Objective: Pull out every line below that holds the word "chevron".

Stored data
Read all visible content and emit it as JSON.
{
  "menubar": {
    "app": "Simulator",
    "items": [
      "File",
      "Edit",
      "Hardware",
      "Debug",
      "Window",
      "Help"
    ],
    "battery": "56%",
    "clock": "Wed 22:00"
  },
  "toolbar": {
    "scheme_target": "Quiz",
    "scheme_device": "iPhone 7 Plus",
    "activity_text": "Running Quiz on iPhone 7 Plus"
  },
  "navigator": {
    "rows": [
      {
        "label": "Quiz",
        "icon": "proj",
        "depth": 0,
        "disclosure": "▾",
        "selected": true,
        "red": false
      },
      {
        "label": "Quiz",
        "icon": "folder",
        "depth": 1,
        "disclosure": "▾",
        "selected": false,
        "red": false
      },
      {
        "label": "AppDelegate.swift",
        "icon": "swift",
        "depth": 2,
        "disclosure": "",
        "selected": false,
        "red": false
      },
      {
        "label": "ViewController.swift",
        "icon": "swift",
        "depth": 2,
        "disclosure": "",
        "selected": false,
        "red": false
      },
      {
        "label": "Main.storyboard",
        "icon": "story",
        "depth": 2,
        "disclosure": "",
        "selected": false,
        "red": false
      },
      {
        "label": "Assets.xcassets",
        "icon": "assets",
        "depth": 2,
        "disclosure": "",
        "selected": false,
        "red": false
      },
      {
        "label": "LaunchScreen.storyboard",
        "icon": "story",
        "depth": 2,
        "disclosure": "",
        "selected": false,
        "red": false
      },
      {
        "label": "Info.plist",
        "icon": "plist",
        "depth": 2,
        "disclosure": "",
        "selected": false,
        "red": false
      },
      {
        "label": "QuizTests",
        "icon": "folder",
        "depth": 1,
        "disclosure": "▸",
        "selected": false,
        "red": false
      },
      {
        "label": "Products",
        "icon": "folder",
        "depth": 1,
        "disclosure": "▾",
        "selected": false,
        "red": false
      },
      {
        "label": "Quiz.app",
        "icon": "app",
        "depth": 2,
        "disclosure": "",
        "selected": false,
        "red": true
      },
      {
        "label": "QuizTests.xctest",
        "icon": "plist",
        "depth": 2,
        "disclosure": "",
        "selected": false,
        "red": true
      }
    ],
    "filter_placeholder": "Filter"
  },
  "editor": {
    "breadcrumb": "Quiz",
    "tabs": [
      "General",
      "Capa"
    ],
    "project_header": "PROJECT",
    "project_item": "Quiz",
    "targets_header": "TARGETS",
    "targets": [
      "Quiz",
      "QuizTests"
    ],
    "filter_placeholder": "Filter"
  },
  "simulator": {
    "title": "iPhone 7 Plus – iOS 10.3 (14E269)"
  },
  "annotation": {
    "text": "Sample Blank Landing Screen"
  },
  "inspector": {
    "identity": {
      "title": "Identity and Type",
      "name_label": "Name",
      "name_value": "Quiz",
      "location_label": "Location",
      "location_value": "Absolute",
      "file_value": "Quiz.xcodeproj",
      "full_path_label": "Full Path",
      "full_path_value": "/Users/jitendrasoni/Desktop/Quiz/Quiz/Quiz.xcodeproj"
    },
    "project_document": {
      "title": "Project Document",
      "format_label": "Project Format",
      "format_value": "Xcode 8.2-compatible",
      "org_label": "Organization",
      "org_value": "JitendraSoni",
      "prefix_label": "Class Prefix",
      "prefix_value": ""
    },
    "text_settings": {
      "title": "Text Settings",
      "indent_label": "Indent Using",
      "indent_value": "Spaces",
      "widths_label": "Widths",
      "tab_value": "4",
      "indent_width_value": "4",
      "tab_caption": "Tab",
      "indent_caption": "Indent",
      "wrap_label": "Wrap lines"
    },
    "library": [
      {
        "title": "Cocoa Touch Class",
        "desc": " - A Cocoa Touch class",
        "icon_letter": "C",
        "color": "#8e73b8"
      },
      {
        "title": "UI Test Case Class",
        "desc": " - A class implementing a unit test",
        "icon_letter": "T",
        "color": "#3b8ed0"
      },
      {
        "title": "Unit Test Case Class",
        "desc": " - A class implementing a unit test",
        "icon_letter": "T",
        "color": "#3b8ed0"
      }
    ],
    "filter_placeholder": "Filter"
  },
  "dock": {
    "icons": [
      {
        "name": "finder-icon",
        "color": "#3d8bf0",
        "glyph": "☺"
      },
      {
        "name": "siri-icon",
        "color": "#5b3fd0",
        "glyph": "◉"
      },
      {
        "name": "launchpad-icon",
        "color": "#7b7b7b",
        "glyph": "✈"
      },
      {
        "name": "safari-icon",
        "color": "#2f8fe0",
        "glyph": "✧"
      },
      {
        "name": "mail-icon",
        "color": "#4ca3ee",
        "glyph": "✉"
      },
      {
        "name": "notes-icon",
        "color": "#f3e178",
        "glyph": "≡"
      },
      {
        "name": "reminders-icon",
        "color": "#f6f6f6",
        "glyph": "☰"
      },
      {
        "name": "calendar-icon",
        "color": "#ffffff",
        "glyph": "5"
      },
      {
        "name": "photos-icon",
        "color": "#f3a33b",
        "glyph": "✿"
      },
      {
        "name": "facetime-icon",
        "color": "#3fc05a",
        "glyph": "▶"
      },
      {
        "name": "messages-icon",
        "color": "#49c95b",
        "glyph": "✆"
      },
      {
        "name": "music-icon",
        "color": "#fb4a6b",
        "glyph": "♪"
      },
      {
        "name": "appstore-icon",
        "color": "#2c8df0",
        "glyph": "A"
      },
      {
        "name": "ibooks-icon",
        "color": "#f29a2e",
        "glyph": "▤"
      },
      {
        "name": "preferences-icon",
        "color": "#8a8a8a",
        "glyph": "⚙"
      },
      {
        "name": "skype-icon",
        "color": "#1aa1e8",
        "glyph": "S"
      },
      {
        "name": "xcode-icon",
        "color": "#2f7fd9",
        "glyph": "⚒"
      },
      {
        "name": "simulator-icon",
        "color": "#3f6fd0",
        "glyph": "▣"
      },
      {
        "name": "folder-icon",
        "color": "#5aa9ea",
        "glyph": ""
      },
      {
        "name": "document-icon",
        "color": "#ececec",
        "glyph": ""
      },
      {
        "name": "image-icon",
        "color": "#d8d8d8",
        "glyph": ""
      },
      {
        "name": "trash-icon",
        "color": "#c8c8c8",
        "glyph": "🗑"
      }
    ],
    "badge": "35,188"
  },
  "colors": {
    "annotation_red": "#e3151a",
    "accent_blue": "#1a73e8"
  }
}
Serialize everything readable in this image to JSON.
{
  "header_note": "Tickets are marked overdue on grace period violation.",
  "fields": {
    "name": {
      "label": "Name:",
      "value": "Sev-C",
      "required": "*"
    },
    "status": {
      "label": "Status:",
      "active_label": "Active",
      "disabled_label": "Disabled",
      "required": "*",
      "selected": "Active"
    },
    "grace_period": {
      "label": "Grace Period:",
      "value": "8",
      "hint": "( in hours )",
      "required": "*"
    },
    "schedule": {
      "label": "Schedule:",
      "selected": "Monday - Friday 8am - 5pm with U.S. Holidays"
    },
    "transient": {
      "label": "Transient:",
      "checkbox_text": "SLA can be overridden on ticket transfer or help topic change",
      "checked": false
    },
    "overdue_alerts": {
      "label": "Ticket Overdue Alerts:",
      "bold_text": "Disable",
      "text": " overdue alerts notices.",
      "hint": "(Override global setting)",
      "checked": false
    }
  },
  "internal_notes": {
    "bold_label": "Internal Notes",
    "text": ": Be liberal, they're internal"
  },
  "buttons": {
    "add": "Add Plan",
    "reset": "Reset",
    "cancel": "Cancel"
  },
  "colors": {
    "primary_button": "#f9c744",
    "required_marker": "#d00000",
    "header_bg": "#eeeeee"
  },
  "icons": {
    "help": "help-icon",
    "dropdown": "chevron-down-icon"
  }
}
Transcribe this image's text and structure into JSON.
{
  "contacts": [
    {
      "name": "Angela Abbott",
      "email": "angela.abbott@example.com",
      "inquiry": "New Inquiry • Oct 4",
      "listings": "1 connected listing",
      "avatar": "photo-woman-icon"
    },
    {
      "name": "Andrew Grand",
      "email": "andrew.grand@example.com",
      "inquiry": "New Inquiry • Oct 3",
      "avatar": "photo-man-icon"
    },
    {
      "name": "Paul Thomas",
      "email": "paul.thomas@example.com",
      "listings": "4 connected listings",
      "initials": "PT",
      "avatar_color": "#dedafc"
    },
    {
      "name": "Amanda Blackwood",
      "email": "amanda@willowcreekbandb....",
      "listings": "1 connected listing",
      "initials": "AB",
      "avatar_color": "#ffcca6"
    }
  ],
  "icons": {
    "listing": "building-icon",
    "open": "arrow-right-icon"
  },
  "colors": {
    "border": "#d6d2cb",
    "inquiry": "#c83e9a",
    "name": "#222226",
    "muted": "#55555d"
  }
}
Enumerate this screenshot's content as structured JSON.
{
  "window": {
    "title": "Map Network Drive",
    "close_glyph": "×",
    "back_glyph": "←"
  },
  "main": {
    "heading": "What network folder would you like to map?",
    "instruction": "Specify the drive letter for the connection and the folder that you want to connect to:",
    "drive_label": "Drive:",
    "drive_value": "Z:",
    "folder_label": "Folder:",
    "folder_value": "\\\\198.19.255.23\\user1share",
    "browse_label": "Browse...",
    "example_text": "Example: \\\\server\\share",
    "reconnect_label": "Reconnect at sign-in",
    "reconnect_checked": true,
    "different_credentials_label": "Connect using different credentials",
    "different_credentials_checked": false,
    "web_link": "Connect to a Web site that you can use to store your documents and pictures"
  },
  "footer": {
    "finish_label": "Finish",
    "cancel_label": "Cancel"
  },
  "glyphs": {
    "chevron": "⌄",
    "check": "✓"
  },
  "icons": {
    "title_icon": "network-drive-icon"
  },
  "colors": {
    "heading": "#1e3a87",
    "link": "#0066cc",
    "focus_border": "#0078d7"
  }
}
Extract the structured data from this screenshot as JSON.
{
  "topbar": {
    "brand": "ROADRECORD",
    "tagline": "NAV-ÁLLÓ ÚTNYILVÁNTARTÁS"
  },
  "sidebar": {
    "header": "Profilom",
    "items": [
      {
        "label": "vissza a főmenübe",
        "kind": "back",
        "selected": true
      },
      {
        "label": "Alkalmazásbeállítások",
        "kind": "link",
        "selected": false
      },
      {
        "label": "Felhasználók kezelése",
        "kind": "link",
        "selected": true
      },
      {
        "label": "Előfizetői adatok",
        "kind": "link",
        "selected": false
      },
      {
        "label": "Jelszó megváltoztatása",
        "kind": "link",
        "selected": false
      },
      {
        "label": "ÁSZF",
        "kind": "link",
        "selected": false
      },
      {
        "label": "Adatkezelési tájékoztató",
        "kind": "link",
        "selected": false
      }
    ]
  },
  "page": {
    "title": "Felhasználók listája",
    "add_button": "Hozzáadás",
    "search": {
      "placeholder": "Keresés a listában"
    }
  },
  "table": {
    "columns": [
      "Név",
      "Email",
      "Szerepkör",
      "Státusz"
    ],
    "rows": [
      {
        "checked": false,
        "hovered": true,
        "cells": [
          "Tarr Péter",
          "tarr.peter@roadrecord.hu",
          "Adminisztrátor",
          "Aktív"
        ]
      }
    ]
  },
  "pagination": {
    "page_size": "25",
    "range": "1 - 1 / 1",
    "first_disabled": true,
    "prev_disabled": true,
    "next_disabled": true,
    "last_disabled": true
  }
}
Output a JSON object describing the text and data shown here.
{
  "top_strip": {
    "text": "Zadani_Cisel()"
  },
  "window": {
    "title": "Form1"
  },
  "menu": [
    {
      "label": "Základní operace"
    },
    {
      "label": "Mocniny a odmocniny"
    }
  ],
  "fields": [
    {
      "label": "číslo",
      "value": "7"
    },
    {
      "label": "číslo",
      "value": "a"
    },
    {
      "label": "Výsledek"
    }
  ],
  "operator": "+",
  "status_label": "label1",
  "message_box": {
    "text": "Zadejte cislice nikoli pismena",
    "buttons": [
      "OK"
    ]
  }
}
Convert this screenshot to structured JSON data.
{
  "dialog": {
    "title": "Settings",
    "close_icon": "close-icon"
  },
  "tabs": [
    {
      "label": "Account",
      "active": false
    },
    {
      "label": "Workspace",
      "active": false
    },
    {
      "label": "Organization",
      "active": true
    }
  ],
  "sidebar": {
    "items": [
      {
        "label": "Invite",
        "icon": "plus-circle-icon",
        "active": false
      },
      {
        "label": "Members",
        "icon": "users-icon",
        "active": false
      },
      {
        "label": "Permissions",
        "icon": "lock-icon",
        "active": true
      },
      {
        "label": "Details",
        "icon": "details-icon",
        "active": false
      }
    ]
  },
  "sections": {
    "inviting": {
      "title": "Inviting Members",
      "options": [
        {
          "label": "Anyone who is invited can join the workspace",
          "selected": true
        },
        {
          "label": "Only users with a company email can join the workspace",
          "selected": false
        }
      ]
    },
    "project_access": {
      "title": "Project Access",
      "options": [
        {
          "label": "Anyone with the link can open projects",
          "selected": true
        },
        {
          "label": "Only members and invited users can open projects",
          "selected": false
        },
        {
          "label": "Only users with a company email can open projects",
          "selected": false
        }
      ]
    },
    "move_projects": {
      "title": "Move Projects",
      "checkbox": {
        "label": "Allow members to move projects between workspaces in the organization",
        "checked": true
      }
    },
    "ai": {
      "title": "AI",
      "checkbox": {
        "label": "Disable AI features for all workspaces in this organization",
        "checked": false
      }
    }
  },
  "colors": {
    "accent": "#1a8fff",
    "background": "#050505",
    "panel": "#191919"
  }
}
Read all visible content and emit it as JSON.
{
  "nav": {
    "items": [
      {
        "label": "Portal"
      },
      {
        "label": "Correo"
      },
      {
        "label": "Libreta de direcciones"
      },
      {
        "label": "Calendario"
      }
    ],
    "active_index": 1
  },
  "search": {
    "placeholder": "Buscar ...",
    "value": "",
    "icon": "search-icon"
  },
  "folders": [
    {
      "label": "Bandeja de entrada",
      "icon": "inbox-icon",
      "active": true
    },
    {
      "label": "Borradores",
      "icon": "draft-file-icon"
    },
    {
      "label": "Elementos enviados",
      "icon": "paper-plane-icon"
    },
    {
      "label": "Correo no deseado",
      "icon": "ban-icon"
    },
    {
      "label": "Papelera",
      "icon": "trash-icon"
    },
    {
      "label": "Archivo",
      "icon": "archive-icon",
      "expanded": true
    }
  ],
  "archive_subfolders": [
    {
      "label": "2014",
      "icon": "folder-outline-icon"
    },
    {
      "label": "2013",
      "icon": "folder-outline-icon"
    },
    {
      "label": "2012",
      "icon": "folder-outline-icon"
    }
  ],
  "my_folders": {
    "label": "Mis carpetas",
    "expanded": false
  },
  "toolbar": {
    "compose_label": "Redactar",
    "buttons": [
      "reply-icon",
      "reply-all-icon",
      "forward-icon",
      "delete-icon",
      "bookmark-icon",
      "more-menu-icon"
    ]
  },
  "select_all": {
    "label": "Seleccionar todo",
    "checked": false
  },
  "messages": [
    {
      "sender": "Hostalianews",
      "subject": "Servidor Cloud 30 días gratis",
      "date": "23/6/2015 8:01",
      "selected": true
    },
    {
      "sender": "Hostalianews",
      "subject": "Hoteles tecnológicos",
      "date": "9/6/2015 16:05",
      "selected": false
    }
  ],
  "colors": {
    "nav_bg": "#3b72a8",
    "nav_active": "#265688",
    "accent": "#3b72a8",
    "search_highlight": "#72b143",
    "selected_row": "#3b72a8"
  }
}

Answer:
    "dropdown": "chevron-down-icon"
    "chevron": "⌄",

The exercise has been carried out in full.